══ Dataset rows ══

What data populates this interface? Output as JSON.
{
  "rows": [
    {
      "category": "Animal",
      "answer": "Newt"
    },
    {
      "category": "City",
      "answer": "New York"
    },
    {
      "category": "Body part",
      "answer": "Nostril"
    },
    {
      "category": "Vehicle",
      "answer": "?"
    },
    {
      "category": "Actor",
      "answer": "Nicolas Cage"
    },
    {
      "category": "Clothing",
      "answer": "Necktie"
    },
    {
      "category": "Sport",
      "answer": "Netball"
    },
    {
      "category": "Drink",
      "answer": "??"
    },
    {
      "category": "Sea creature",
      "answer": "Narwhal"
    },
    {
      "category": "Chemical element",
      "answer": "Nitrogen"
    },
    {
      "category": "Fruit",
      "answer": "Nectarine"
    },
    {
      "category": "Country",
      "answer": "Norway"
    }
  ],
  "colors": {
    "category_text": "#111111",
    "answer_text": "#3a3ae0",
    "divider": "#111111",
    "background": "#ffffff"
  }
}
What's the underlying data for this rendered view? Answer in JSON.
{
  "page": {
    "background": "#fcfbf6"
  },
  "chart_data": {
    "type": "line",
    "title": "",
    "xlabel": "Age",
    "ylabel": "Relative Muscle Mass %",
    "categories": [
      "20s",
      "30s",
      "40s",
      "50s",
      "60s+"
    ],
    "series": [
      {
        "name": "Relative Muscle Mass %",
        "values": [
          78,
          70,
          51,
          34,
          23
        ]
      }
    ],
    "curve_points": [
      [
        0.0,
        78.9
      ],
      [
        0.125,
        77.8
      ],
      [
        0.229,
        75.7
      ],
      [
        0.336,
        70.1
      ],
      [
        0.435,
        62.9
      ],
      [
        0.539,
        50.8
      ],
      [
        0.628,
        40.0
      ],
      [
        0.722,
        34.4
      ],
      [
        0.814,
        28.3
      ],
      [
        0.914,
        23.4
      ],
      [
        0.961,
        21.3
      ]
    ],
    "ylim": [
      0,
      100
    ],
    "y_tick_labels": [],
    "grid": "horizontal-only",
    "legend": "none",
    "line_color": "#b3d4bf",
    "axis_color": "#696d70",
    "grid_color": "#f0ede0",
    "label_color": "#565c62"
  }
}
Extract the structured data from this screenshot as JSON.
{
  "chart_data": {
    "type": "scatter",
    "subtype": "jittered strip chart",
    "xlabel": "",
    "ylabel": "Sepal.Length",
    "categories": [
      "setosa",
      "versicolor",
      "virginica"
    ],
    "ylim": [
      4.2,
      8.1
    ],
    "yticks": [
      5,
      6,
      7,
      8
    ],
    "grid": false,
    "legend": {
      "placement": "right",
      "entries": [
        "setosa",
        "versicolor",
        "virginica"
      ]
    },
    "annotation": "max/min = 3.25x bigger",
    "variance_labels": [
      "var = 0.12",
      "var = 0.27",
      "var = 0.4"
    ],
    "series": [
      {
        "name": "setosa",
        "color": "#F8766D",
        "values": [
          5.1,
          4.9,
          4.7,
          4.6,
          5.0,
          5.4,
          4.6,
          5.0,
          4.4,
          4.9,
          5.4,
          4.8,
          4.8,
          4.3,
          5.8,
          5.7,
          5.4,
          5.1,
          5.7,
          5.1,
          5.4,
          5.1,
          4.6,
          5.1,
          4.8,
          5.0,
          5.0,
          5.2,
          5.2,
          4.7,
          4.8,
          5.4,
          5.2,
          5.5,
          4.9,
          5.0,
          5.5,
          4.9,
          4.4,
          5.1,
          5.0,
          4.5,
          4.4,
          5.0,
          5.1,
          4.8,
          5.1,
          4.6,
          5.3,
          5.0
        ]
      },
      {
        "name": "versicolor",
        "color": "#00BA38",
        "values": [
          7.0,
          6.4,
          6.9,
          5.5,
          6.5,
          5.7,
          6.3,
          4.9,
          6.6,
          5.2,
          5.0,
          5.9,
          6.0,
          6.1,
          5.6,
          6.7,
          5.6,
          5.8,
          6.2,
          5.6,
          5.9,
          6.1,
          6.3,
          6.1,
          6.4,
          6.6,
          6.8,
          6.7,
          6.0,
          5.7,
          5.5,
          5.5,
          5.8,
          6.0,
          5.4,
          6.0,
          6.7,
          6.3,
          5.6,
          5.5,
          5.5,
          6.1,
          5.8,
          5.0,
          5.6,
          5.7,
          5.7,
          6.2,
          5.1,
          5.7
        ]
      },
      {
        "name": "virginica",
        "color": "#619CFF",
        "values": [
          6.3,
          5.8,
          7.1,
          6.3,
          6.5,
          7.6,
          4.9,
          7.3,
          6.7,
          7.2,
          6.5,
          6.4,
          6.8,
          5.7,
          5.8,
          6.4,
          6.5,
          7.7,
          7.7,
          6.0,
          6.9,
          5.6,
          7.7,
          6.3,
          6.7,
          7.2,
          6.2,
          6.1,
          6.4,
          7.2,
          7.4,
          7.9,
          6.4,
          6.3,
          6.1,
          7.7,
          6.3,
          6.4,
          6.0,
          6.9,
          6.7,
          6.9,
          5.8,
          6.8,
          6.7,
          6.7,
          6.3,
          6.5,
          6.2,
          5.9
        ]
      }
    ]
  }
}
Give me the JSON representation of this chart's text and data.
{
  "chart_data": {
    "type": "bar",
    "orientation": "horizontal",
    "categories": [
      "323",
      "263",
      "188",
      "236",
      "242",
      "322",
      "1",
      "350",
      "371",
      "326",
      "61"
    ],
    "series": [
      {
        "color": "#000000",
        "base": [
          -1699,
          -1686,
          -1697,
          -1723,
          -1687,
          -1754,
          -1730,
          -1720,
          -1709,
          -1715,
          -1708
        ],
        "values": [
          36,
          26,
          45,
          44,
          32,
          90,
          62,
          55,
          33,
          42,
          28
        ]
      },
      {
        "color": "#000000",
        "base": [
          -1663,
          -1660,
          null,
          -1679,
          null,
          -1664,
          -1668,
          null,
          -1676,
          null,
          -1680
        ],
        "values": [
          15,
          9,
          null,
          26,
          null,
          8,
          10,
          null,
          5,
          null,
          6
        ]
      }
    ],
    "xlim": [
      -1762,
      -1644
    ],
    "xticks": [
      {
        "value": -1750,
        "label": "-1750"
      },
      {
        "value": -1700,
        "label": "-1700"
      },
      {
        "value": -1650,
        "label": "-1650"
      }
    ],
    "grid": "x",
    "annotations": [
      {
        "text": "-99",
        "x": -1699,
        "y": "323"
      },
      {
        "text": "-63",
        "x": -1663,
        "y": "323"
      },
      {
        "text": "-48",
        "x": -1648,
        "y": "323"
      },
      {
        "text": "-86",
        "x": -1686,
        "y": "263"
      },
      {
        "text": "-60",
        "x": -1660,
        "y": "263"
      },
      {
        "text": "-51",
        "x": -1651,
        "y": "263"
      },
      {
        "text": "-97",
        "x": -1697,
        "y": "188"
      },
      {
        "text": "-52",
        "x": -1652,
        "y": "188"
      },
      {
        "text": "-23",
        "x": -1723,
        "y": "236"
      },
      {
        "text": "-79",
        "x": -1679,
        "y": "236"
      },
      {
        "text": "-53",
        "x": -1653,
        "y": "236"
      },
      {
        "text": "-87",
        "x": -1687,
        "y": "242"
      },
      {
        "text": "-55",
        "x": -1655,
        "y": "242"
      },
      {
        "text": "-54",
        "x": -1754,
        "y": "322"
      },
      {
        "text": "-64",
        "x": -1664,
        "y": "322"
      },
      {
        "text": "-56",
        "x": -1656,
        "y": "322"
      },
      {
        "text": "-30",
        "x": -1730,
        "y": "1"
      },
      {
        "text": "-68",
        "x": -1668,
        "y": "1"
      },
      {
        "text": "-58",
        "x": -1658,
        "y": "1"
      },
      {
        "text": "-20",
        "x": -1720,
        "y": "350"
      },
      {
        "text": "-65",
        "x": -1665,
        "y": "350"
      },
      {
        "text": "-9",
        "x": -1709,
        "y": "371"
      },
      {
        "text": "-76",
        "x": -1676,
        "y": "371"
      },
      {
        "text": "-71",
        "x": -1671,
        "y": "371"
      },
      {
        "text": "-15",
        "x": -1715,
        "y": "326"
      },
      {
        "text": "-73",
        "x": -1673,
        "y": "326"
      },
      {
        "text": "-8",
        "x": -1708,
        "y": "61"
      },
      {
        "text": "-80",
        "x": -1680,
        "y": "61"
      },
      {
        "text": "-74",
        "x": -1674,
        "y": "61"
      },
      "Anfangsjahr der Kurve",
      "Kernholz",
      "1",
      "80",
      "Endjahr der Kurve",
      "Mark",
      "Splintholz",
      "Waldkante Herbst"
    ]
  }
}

═══

Set task:
Return all lines with the word "Mass" in them.

Exercise output:
    "ylabel": "Relative Muscle Mass %",
        "name": "Relative Muscle Mass %",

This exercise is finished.